Set problem
Your task is to copy every line of this material exactly.

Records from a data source
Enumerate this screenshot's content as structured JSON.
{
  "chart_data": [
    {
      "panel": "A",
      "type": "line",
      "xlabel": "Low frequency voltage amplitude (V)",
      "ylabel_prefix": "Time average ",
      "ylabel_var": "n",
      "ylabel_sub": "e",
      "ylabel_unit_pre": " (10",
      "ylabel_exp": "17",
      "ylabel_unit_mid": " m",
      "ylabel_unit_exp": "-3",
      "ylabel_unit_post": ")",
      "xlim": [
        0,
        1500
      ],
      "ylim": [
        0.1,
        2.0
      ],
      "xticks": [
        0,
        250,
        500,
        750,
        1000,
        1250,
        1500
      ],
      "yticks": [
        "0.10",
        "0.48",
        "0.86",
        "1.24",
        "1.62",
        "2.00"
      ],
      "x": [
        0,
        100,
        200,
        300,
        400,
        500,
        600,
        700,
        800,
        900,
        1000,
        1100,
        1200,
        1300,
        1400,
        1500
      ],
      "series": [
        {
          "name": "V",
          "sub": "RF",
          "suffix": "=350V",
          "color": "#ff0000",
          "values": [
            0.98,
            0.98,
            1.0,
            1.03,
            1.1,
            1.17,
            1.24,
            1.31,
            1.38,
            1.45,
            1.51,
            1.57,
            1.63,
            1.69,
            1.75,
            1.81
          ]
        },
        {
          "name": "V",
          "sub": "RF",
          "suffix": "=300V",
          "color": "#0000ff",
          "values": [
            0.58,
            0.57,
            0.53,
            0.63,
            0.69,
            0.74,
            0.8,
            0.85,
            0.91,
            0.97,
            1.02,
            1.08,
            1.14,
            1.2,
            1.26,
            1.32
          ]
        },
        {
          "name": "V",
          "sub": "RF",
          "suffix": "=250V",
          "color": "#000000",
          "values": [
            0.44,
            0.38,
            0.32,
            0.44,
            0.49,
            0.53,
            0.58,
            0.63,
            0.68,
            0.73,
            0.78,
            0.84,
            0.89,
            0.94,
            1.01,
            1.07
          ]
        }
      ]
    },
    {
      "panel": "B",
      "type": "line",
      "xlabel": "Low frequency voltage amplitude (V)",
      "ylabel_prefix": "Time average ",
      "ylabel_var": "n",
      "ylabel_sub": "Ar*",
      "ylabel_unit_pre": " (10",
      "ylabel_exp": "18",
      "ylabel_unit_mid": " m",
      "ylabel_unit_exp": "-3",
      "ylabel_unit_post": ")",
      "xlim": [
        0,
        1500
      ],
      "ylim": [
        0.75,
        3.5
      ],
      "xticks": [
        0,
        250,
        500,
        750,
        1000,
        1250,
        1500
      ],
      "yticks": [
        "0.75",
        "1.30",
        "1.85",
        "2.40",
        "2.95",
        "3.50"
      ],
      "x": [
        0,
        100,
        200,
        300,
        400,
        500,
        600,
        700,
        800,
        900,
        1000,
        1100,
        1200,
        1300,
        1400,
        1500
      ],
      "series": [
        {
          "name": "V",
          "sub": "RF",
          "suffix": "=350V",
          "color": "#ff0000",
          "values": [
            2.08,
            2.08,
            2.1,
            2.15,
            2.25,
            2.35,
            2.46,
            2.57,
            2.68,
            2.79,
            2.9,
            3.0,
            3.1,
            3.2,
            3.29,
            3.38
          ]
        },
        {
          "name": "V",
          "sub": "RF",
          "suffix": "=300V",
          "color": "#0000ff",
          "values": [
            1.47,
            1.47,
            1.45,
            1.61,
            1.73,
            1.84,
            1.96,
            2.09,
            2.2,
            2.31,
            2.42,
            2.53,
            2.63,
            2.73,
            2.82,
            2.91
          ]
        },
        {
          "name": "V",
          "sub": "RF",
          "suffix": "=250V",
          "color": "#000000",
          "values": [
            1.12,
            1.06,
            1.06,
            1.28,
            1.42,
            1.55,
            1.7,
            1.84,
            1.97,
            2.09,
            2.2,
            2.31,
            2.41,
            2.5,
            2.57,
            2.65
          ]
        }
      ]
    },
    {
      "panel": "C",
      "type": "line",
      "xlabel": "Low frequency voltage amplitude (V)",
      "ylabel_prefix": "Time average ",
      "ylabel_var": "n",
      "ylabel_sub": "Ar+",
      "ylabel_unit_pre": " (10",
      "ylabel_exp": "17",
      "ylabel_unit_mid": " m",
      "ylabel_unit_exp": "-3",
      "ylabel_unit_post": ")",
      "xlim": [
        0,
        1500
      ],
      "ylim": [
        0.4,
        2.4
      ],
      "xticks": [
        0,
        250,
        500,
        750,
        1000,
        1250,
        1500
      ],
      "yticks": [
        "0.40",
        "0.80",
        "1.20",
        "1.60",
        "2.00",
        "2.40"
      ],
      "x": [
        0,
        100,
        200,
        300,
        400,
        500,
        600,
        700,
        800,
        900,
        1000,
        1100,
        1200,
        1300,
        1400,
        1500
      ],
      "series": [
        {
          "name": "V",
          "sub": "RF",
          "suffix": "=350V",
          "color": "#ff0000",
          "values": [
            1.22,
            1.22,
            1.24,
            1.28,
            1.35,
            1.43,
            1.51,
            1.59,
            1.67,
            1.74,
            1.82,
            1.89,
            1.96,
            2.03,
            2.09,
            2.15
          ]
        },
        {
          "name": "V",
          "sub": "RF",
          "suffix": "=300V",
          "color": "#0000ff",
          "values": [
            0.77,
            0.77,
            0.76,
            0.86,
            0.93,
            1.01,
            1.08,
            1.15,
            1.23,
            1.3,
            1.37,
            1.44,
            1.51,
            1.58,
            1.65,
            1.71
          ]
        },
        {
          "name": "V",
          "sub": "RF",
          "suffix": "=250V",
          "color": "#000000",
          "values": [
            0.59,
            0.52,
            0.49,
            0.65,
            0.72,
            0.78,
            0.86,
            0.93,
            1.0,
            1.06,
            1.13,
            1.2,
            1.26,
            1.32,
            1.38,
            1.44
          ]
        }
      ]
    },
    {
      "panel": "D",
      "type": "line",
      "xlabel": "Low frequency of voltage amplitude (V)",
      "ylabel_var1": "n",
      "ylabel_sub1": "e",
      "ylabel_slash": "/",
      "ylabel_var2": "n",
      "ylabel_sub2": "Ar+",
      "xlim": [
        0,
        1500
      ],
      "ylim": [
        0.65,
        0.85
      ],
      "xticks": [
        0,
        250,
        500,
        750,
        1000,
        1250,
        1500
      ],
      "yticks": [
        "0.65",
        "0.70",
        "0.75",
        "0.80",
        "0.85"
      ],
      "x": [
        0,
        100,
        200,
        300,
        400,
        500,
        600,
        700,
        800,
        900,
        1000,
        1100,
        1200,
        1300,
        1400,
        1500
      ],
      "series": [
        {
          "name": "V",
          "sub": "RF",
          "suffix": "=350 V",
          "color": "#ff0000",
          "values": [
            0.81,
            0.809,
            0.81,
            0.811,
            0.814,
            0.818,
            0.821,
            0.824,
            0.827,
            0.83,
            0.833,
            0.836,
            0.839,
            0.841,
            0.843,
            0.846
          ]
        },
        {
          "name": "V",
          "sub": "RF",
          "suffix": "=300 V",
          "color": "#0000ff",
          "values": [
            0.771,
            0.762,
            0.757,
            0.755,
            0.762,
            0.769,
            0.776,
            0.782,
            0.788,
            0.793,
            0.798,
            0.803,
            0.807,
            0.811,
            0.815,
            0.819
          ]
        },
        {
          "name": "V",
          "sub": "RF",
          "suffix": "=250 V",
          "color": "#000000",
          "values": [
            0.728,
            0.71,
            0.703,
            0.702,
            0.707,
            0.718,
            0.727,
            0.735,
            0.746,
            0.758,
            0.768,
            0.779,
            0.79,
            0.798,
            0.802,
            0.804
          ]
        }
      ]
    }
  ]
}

Output for this task
Enumerate this screenshot's content as structured JSON.
{
  "chart_data": [
    {
      "panel": "A",
      "type": "line",
      "xlabel": "Low frequency voltage amplitude (V)",
      "ylabel_prefix": "Time average ",
      "ylabel_var": "n",
      "ylabel_sub": "e",
      "ylabel_unit_pre": " (10",
      "ylabel_exp": "17",
      "ylabel_unit_mid": " m",
      "ylabel_unit_exp": "-3",
      "ylabel_unit_post": ")",
      "xlim": [
        0,
        1500
      ],
      "ylim": [
        0.1,
        2.0
      ],
      "xticks": [
        0,
        250,
        500,
        750,
        1000,
        1250,
        1500
      ],
      "yticks": [
        "0.10",
        "0.48",
        "0.86",
        "1.24",
        "1.62",
        "2.00"
      ],
      "x": [
        0,
        100,
        200,
        300,
        400,
        500,
        600,
        700,
        800,
        900,
        1000,
        1100,
        1200,
        1300,
        1400,
        1500
      ],
      "series": [
        {
          "name": "V",
          "sub": "RF",
          "suffix": "=350V",
          "color": "#ff0000",
          "values": [
            0.98,
            0.98,
            1.0,
            1.03,
            1.1,
            1.17,
            1.24,
            1.31,
            1.38,
            1.45,
            1.51,
            1.57,
            1.63,
            1.69,
            1.75,
            1.81
          ]
        },
        {
          "name": "V",
          "sub": "RF",
          "suffix": "=300V",
          "color": "#0000ff",
          "values": [
            0.58,
            0.57,
            0.53,
            0.63,
            0.69,
            0.74,
            0.8,
            0.85,
            0.91,
            0.97,
            1.02,
            1.08,
            1.14,
            1.2,
            1.26,
            1.32
          ]
        },
        {
          "name": "V",
          "sub": "RF",
          "suffix": "=250V",
          "color": "#000000",
          "values": [
            0.44,
            0.38,
            0.32,
            0.44,
            0.49,
            0.53,
            0.58,
            0.63,
            0.68,
            0.73,
            0.78,
            0.84,
            0.89,
            0.94,
            1.01,
            1.07
          ]
        }
      ]
    },
    {
      "panel": "B",
      "type": "line",
      "xlabel": "Low frequency voltage amplitude (V)",
      "ylabel_prefix": "Time average ",
      "ylabel_var": "n",
      "ylabel_sub": "Ar*",
      "ylabel_unit_pre": " (10",
      "ylabel_exp": "18",
      "ylabel_unit_mid": " m",
      "ylabel_unit_exp": "-3",
      "ylabel_unit_post": ")",
      "xlim": [
        0,
        1500
      ],
      "ylim": [
        0.75,
        3.5
      ],
      "xticks": [
        0,
        250,
        500,
        750,
        1000,
        1250,
        1500
      ],
      "yticks": [
        "0.75",
        "1.30",
        "1.85",
        "2.40",
        "2.95",
        "3.50"
      ],
      "x": [
        0,
        100,
        200,
        300,
        400,
        500,
        600,
        700,
        800,
        900,
        1000,
        1100,
        1200,
        1300,
        1400,
        1500
      ],
      "series": [
        {
          "name": "V",
          "sub": "RF",
          "suffix": "=350V",
          "color": "#ff0000",
          "values": [
            2.08,
            2.08,
            2.1,
            2.15,
            2.25,
            2.35,
            2.46,
            2.57,
            2.68,
            2.79,
            2.9,
            3.0,
            3.1,
            3.2,
            3.29,
            3.38
          ]
        },
        {
          "name": "V",
          "sub": "RF",
          "suffix": "=300V",
          "color": "#0000ff",
          "values": [
            1.47,
            1.47,
            1.45,
            1.61,
            1.73,
            1.84,
            1.96,
            2.09,
            2.2,
            2.31,
            2.42,
            2.53,
            2.63,
            2.73,
            2.82,
            2.91
          ]
        },
        {
          "name": "V",
          "sub": "RF",
          "suffix": "=250V",
          "color": "#000000",
          "values": [
            1.12,
            1.06,
            1.06,
            1.28,
            1.42,
            1.55,
            1.7,
            1.84,
            1.97,
            2.09,
            2.2,
            2.31,
            2.41,
            2.5,
            2.57,
            2.65
          ]
        }
      ]
    },
    {
      "panel": "C",
      "type": "line",
      "xlabel": "Low frequency voltage amplitude (V)",
      "ylabel_prefix": "Time average ",
      "ylabel_var": "n",
      "ylabel_sub": "Ar+",
      "ylabel_unit_pre": " (10",
      "ylabel_exp": "17",
      "ylabel_unit_mid": " m",
      "ylabel_unit_exp": "-3",
      "ylabel_unit_post": ")",
      "xlim": [
        0,
        1500
      ],
      "ylim": [
        0.4,
        2.4
      ],
      "xticks": [
        0,
        250,
        500,
        750,
        1000,
        1250,
        1500
      ],
      "yticks": [
        "0.40",
        "0.80",
        "1.20",
        "1.60",
        "2.00",
        "2.40"
      ],
      "x": [
        0,
        100,
        200,
        300,
        400,
        500,
        600,
        700,
        800,
        900,
        1000,
        1100,
        1200,
        1300,
        1400,
        1500
      ],
      "series": [
        {
          "name": "V",
          "sub": "RF",
          "suffix": "=350V",
          "color": "#ff0000",
          "values": [
            1.22,
            1.22,
            1.24,
            1.28,
            1.35,
            1.43,
            1.51,
            1.59,
            1.67,
            1.74,
            1.82,
            1.89,
            1.96,
            2.03,
            2.09,
            2.15
          ]
        },
        {
          "name": "V",
          "sub": "RF",
          "suffix": "=300V",
          "color": "#0000ff",
          "values": [
            0.77,
            0.77,
            0.76,
            0.86,
            0.93,
            1.01,
            1.08,
            1.15,
            1.23,
            1.3,
            1.37,
            1.44,
            1.51,
            1.58,
            1.65,
            1.71
          ]
        },
        {
          "name": "V",
          "sub": "RF",
          "suffix": "=250V",
          "color": "#000000",
          "values": [
            0.59,
            0.52,
            0.49,
            0.65,
            0.72,
            0.78,
            0.86,
            0.93,
            1.0,
            1.06,
            1.13,
            1.2,
            1.26,
            1.32,
            1.38,
            1.44
          ]
        }
      ]
    },
    {
      "panel": "D",
      "type": "line",
      "xlabel": "Low frequency of voltage amplitude (V)",
      "ylabel_var1": "n",
      "ylabel_sub1": "e",
      "ylabel_slash": "/",
      "ylabel_var2": "n",
      "ylabel_sub2": "Ar+",
      "xlim": [
        0,
        1500
      ],
      "ylim": [
        0.65,
        0.85
      ],
      "xticks": [
        0,
        250,
        500,
        750,
        1000,
        1250,
        1500
      ],
      "yticks": [
        "0.65",
        "0.70",
        "0.75",
        "0.80",
        "0.85"
      ],
      "x": [
        0,
        100,
        200,
        300,
        400,
        500,
        600,
        700,
        800,
        900,
        1000,
        1100,
        1200,
        1300,
        1400,
        1500
      ],
      "series": [
        {
          "name": "V",
          "sub": "RF",
          "suffix": "=350 V",
          "color": "#ff0000",
          "values": [
            0.81,
            0.809,
            0.81,
            0.811,
            0.814,
            0.818,
            0.821,
            0.824,
            0.827,
            0.83,
            0.833,
            0.836,
            0.839,
            0.841,
            0.843,
            0.846
          ]
        },
        {
          "name": "V",
          "sub": "RF",
          "suffix": "=300 V",
          "color": "#0000ff",
          "values": [
            0.771,
            0.762,
            0.757,
            0.755,
            0.762,
            0.769,
            0.776,
            0.782,
            0.788,
            0.793,
            0.798,
            0.803,
            0.807,
            0.811,
            0.815,
            0.819
          ]
        },
        {
          "name": "V",
          "sub": "RF",
          "suffix": "=250 V",
          "color": "#000000",
          "values": [
            0.728,
            0.71,
            0.703,
            0.702,
            0.707,
            0.718,
            0.727,
            0.735,
            0.746,
            0.758,
            0.768,
            0.779,
            0.79,
            0.798,
            0.802,
            0.804
          ]
        }
      ]
    }
  ]
}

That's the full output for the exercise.